§ What needs to be done: From the listing below, pull each line that includes "懂你如家".

§ Task material:
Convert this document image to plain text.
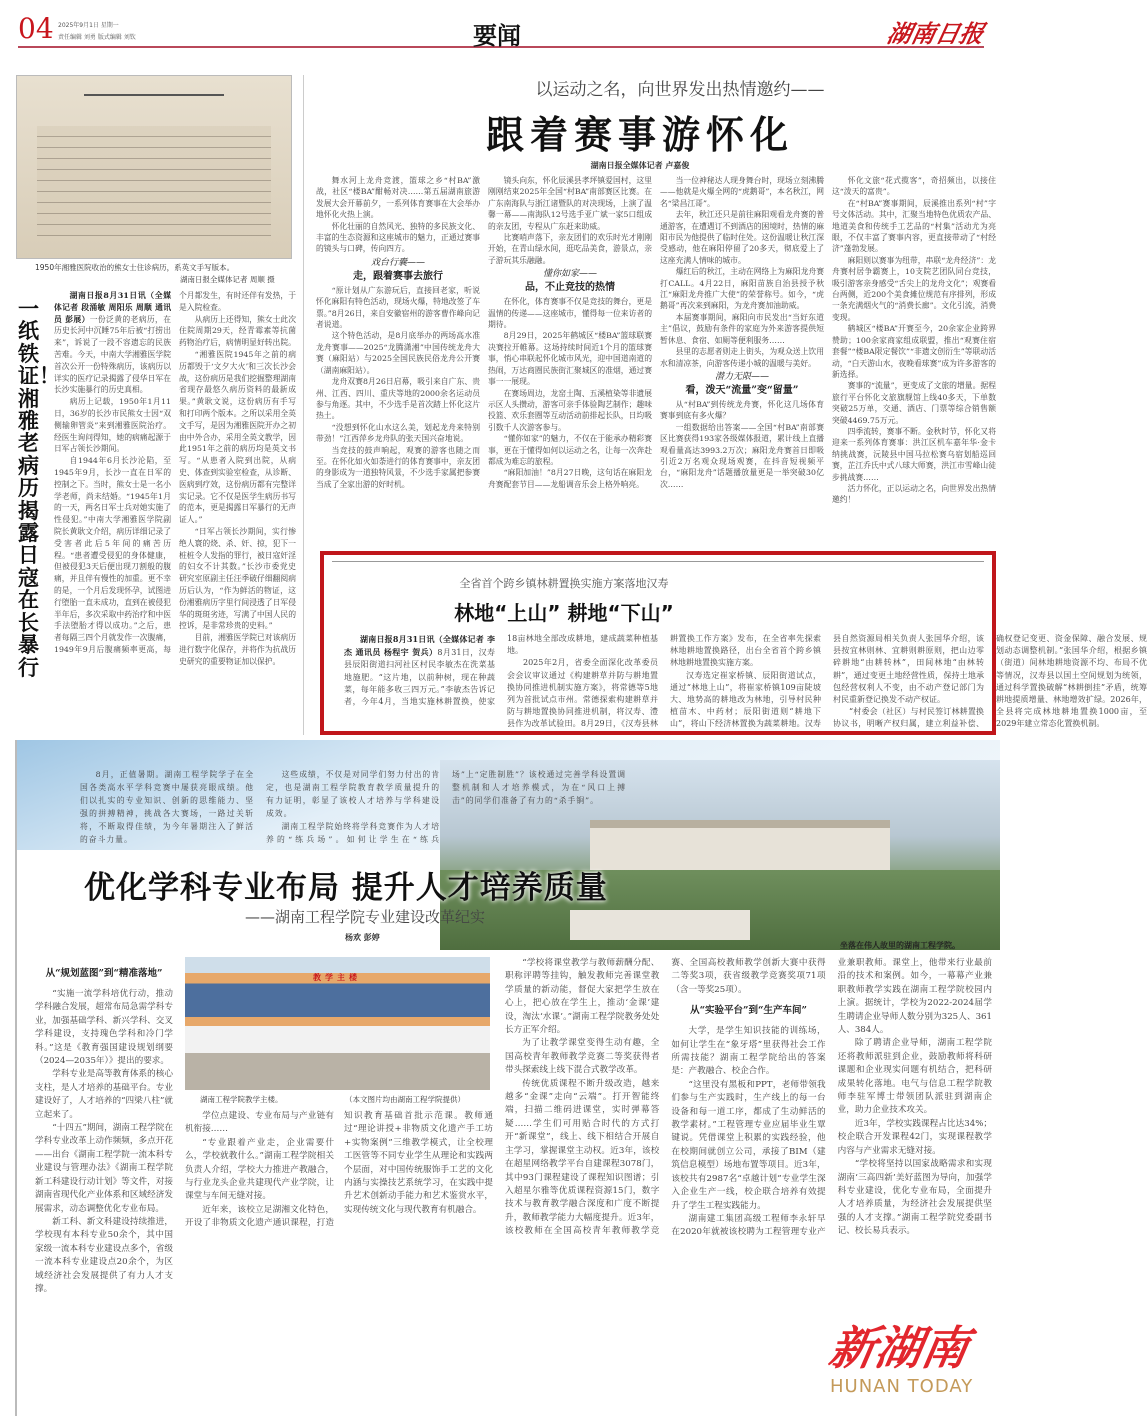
04 2025年9月1日 星期一
责任编辑 刘勇 版式编辑 刘钦	要闻	湖南日报
1950年湘雅医院收治的熊女士住诊病历，系英文手写版本。
湖南日报全媒体记者 周顺 摄
一纸铁证！湘雅老病历揭露日寇在长暴行

湖南日报8月31日讯（全媒体记者 段涌敏 周阳乐 周顺 通讯员 彭展）一份泛黄的老病历，在历史长河中沉睡75年后被“打捞出来”，诉说了一段不容遗忘的民族苦难。今天，中南大学湘雅医学院首次公开一份特殊病历，该病历以详实的医疗记录揭露了侵华日军在长沙实施暴行的历史真相。

病历上记载，1950年1月11日，36岁的长沙市民熊女士因“双侧输卵管炎”来到湘雅医院治疗。经医生询问得知，她的病痛起源于日军占领长沙期间。

自1944年6月长沙沦陷，至1945年9月，长沙一直在日军的控制之下。当时，熊女士是一名小学老师，尚未结婚。“1945年1月的一天，两名日军士兵对她实施了性侵犯。”中南大学湘雅医学院副院长黄耿文介绍，病历详细记录了受害者此后5年间的痛苦历程。“患者遭受侵犯的身体健康，但被侵犯3天后便出现刀割般的腹痛，并且伴有慢性的加重。更不幸的是，一个月后发现怀孕，试图进行堕胎一直未成功，直到在被侵犯半年后，多次采取中药治疗和中医手法堕胎才得以成功。”之后，患者每隔三四个月就发作一次腹痛，1949年9月后腹痛频率更高，每个月都发生，有时还伴有发热，于是入院检查。

从病历上还得知，熊女士此次住院周期29天，经青霉素等抗菌药物治疗后，病情明显好转出院。

“湘雅医院1945年之前的病历都毁于‘文夕大火’和三次长沙会战，这份病历是我们挖掘整理湖南省现存最悠久病历资料的最新成果。”黄耿文说，这份病历有手写和打印两个版本。之所以采用全英文手写，是因为湘雅医院开办之初由中外合办，采用全英文教学，因此1951年之前的病历均是英文书写。“从患者入院到出院，从病史、体查到实验室检查，从诊断、医病到疗效，这份病历都有完整详实记录。它不仅是医学生病历书写的范本，更是揭露日军暴行的无声证人。”

“日军占领长沙期间，实行惨绝人寰的烧、杀、奸、掠，犯下一桩桩令人发指的罪行，被日寇奸淫的妇女不计其数。”长沙市委党史研究室原副主任汪季破仔细翻阅病历后认为，“作为鲜活的物证，这份湘雅病历字里行间浸透了日军侵华的斑斑劣迹，写满了中国人民的控诉，是非常珍贵的史料。”

目前，湘雅医学院已对该病历进行数字化保存，并将作为抗战历史研究的重要物证加以保护。

以运动之名，向世界发出热情邀约——
跟着赛事游怀化
湖南日报全媒体记者 卢嘉俊

舞水河上龙舟竞渡，篮球之乡“村BA”激战，社区“楼BA”酣畅对决……第五届湖南旅游发展大会开幕前夕，一系列体育赛事在大会举办地怀化火热上演。

怀化壮丽的自然风光、独特的多民族文化、丰富的生态资源和这座城市的魅力，正通过赛事的镜头与口碑，传向四方。

戏台行囊——
走，跟着赛事去旅行

“原计划从广东游玩后，直接回老家，听说怀化麻阳有特色活动，现场火爆，特地改签了车票。”8月26日，来自安徽宿州的游客曹作峰向记者说道。

这个特色活动，是8月底举办的两场高水准龙舟赛事——2025“龙腾潇湘”中国传统龙舟大赛（麻阳站）与2025全国民族民俗龙舟公开赛（湖南麻阳站）。

龙舟双赛8月26日启幕，吸引来自广东、贵州、江西、四川、重庆等地的2000余名运动员参与角逐。其中，不少选手是首次踏上怀化这片热土。

“没想到怀化山水这么美，划起龙舟来特别带劲！”江西萍乡龙舟队的张天国兴奋地说。

当竞技的鼓声响起，观赛的游客也随之而至。在怀化如火如荼进行的体育赛事中，亲友团的身影成为一道独特风景，不少选手家属把参赛当成了全家出游的好时机。

镜头向东，怀化辰溪县孝坪镇爱国村，这里刚刚结束2025年全国“村BA”南部赛区比赛。在广东南海队与浙江诸暨队的对决现场，上演了温馨一幕——南海队12号选手亚广斌一家5口组成的亲友团，专程从广东赶来助威。

比赛哨声落下，亲友团们的欢乐时光才刚刚开始，在青山绿水间，逛吃品美食，游景点，亲子游玩其乐融融。

懂你如家——
品，不止竞技的热情

在怀化，体育赛事不仅是竞技的舞台，更是温情的传递——这座城市，懂得每一位来访者的期待。

8月29日，2025年鹤城区“楼BA”篮球联赛决赛拉开帷幕。这场持续时间近1个月的篮球赛事，悄心串联起怀化城市风光，迎中国道南道的热闹，万达商圈民族街汇聚城区的准烟，通过赛事一一展现。

在赛场周边，龙窑土陶、五溪植染等非遗展示区人头攒动，游客可亲手体验陶艺制作；趣味投篮、欢乐套圈等互动活动前排起长队，日均吸引数千人次游客参与。

“懂你如家”的魅力，不仅在于能承办精彩赛事，更在于懂得如何以运动之名，让每一次奔赴都成为难忘的旅程。

“麻阳加油！”8月27日晚，这句话在麻阳龙舟赛配套节目——龙船调音乐会上格外响亮。

当一位神秘达人现身舞台时，现场立刻沸腾——他就是火爆全网的“虎鹅哥”，本名秋江，网名“梁昌江哥”。

去年，秋江还只是前往麻阳观看龙舟赛的普通游客，在遭遇订不到酒店的困境时，热情的麻阳市民为他提供了临时住处。这份温暖让秋江深受感动，他在麻阳停留了20多天，彻底爱上了这座充满人情味的城市。

爆红后的秋江，主动在网络上为麻阳龙舟赛打CALL。4月22日，麻阳苗族自治县授予秋江“麻阳龙舟推广大使”的荣誉称号。如今，“虎鹅哥”再次来到麻阳，为龙舟赛加油助威。

本届赛事期间，麻阳向市民发出“当好东道主”倡议，鼓励有条件的家庭为外来游客提供短暂休息、食宿、如厕等便利服务……

县里的志愿者则走上街头，为观众送上饮用水和清凉茶，向游客传递小城的温暖与美好。

潜力无限——
看，泼天“流量”变“留量”

从“村BA”到传统龙舟赛，怀化这几场体育赛事到底有多火爆？

一组数据给出答案——全国“村BA”南部赛区比赛获得193家各级媒体报道，累计线上直播观看量高达3993.2万次；麻阳龙舟赛首日即吸引近2万名观众现场观赛，在抖音短视频平台，“麻阳龙舟”话题播放量更是一举突破30亿次……

怀化文旅“花式揽客”，奇招频出，以接住这“泼天的富贵”。

在“村BA”赛事期间，辰溪推出系列“村”字号文体活动。其中，汇聚当地特色优质农产品、地道美食和传统手工艺品的“村集”活动尤为亮眼，不仅丰富了赛事内容，更直接带动了“村经济”蓬勃发展。

麻阳则以赛事为纽带，串联“龙舟经济”：龙舟赛村居争霸赛上，10支院艺团队同台竞技，吸引游客亲身感受“舌尖上的龙舟文化”；观赛看台两侧，近200个美食摊位规范有序排列，形成一条充满烟火气的“消费长廊”。文化引流，消费变现。

鹤城区“楼BA”开赛至今，20余家企业跨界赞助；100余家商家组成联盟，推出“观赛住宿套餐”“楼BA限定餐饮”“非遗文创衍生”等联动活动，“白天游山水，夜晚看球赛”成为许多游客的新选择。

赛事的“流量”，更变成了文旅的增量。据程旅行平台怀化文旅旗舰馆上线40多天，下单数突破25万单，交通、酒店、门票等综合销售额突破4469.75万元。

四季流转，赛事不断。金秋时节，怀化又将迎来一系列体育赛事：洪江区机车嘉年华·金卡纳挑战赛，沅陵县中国马拉松赛乌宿划船巡回赛，芷江乔氏中式八球大师赛，洪江市雪峰山徒步挑战赛……

活力怀化，正以运动之名，向世界发出热情邀约！

全省首个跨乡镇林耕置换实施方案落地汉寿
林地“上山” 耕地“下山”

湖南日报8月31日讯（全媒体记者 李杰 通讯员 杨程宇 贺兵）8月31日，汉寿县辰阳街道扫河社区村民李敏杰在洗菜基地施肥。“这片地，以前种树，现在种蔬菜，每年能多收三四万元。”李敏杰告诉记者，今年4月，当地实施林耕置换，使家18亩林地全部改成耕地，建成蔬菜种植基地。

2025年2月，省委全面深化改革委员会会议审议通过《构建耕草并防与耕地置换协同推进机制实施方案》，将常德等5地列为首批试点市州。常德探索构建耕草并防与耕地置换协同推进机制，将汉寿、澧县作为改革试验田。8月29日，《汉寿县林耕置换工作方案》发布，在全省率先探索林地耕地置换路径，出台全省首个跨乡镇林地耕地置换实施方案。

汉寿选定崔家桥镇、辰阳街道试点，通过“林地上山”，将崔家桥镇109亩陡坡大、地势高的耕地改为林地，引导村民种植苗木、中药材；辰阳街道则“耕地下山”，将山下经济林置换为蔬菜耕地。汉寿县自然资源局相关负责人张国华介绍，该县按宜林则林、宜耕则耕原则，把山边零碎耕地“由耕转林”，田间林地“由林转耕”，通过变更土地经营性质，保持土地承包经营权利人不变，由不动产登记部门为村民重新登记换发不动产权证。

“村委会（社区）与村民签订林耕置换协议书，明晰产权归属，建立利益补偿、确权登记变更、资金保障、融合发展、规划动态调整机制。”张国华介绍，根据乡镇（街道）间林地耕地资源不均、布局不优等情况，汉寿县以国土空间规划为统领，通过科学置换破解“林耕倒挂”矛盾，统筹耕地提质增量、林地增效扩绿。2026年，全县将完成林地耕地置换1000亩，至2029年建立常态化置换机制。

8月，正值暑期。湖南工程学院学子在全国各类高水平学科竞赛中屡获亮眼成绩。他们以扎实的专业知识、创新的思维能力、坚强的拼搏精神，挑战各大赛场，一路过关斩将，不断取得佳绩，为今年暑期注入了鲜活的奋斗力量。

这些成绩，不仅是对同学们努力付出的肯定，也是湖南工程学院教育教学质量提升的有力证明，彰显了该校人才培养与学科建设成效。

湖南工程学院始终将学科竞赛作为人才培养的“练兵场”。如何让学生在“练兵场”上“定胜制胜”？该校通过完善学科设置调整机制和人才培养模式，为在“风口上搏击”的同学们准备了有力的“杀手锏”。

优化学科专业布局 提升人才培养质量
——湖南工程学院专业建设改革纪实
杨欢 彭婷
坐落在伟人故里的湖南工程学院。
教学主楼
湖南工程学院教学主楼。	（本文图片均由湖南工程学院提供）
从“规划蓝图”到“精准落地”

“实施一流学科培优行动，推动学科融合发展，超常布局急需学科专业，加强基础学科、新兴学科、交叉学科建设，支持瑰色学科和冷门学科。”这是《教育强国建设规划纲要（2024—2035年）》提出的要求。

学科专业是高等教育体系的核心支柱，是人才培养的基础平台。专业建设好了，人才培养的“四梁八柱”就立起来了。

“十四五”期间，湖南工程学院在学科专业改革上动作频频，多点开花——出台《湖南工程学院一流本科专业建设与管理办法》《湖南工程学院新工科建设行动计划》等文件，对接湖南省现代化产业体系和区域经济发展需求，动态调整优化专业布局。

新工科、新文科建设持续推进，学校现有本科专业50余个，其中国家级一流本科专业建设点多个，省级一流本科专业建设点20余个，为区域经济社会发展提供了有力人才支撑。

学位点建设、专业布局与产业链有机衔接……

“专业跟着产业走，企业需要什么，学校就教什么。”湖南工程学院相关负责人介绍，学校大力推进产教融合，与行业龙头企业共建现代产业学院，让课堂与车间无缝对接。

近年来，该校立足湖湘文化特色，开设了非物质文化遗产通识课程，打造知识教育基础首批示范课。教师通过“理论讲授+非物质文化遗产手工坊+实物案例”三维教学模式，让全校理工医管等不同专业学生从理论和实践两个层面，对中国传统服饰手工艺的文化内涵与实操技艺系统学习，在实践中提升艺术创新动手能力和艺术鉴赏水平，实现传统文化与现代教育有机融合。

“学校将课堂教学与教师薪酬分配、职称评聘等挂钩，触发教师完善课堂教学质量的新动能，督促大家把学生放在心上，把心放在学生上，推动‘金课’建设，淘汰‘水课’。”湖南工程学院教务处处长方正军介绍。

为了让教学课堂变得生动有趣，全国高校青年教师教学竞赛二等奖获得者带头探索线上线下混合式教学改革。

传统优质课程不断升级改造，越来越多“金课”走向“云端”。打开智能终端，扫描二维码进课堂，实时弹幕答疑……学生们可用贴合时代的方式打开“新课堂”，线上、线下相结合开展自主学习，掌握课堂主动权。近3年，该校在超星网络教学平台自建课程3078门，其中93门课程建设了课程知识图谱；引入超星尔雅等优质课程资源15门，数字技术与教育教学融合深度和广度不断提升，教师教学能力大幅度提升。近3年，该校教师在全国高校青年教师教学竞赛、全国高校教师教学创新大赛中获得二等奖3项，获省级教学竞赛奖项71项（含一等奖25项）。

从“实验平台”到“生产车间”

大学，是学生知识技能的训练场，如何让学生在“象牙塔”里获得社会工作所需技能？湖南工程学院给出的答案是：产教融合、校企合作。

“这里没有黑板和PPT，老师带领我们参与生产实践时，生产线上的每一台设备和每一道工序，都成了生动鲜活的教学素材。”工程管理专业应届毕业生覃键说。凭借课堂上积累的实践经验，他在校期间就创立公司，承接了BIM（建筑信息模型）场地布置等项目。近3年，该校共有2987名“卓越计划”专业学生深入企业生产一线，校企联合培养有效提升了学生工程实践能力。

湖南建工集团高级工程师李永轩早在2020年就被该校聘为工程管理专业产业兼职教师。课堂上，他带来行业最前沿的技术和案例。如今，一幕幕产业兼职教师教学实践在湖南工程学院校园内上演。据统计，学校为2022-2024届学生聘请企业导师人数分别为325人、361人、384人。

除了聘请企业导师，湖南工程学院还将教师派驻到企业，鼓励教师将科研课题和企业现实问题有机结合，把科研成果转化落地。电气与信息工程学院教师李驻军博士带领团队派驻到湖南企业，助力企业技术攻关。

近3年，学校实践课程占比达34%；校企联合开发课程42门，实现课程教学内容与产业需求无缝对接。

“学校将坚持以国家战略需求和实现湖南‘三高四新’美好蓝图为导向，加强学科专业建设，优化专业布局，全面提升人才培养质量，为经济社会发展提供坚强的人才支撑。”湖南工程学院党委副书记、校长易兵表示。

新湖南
HUNAN TODAY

§ Completed exercise:
懂你如家——
“懂你如家”的魅力，不仅在于能承办精彩赛事，更在于懂得如何以运动之名，让每一次奔赴都成为难忘的旅程。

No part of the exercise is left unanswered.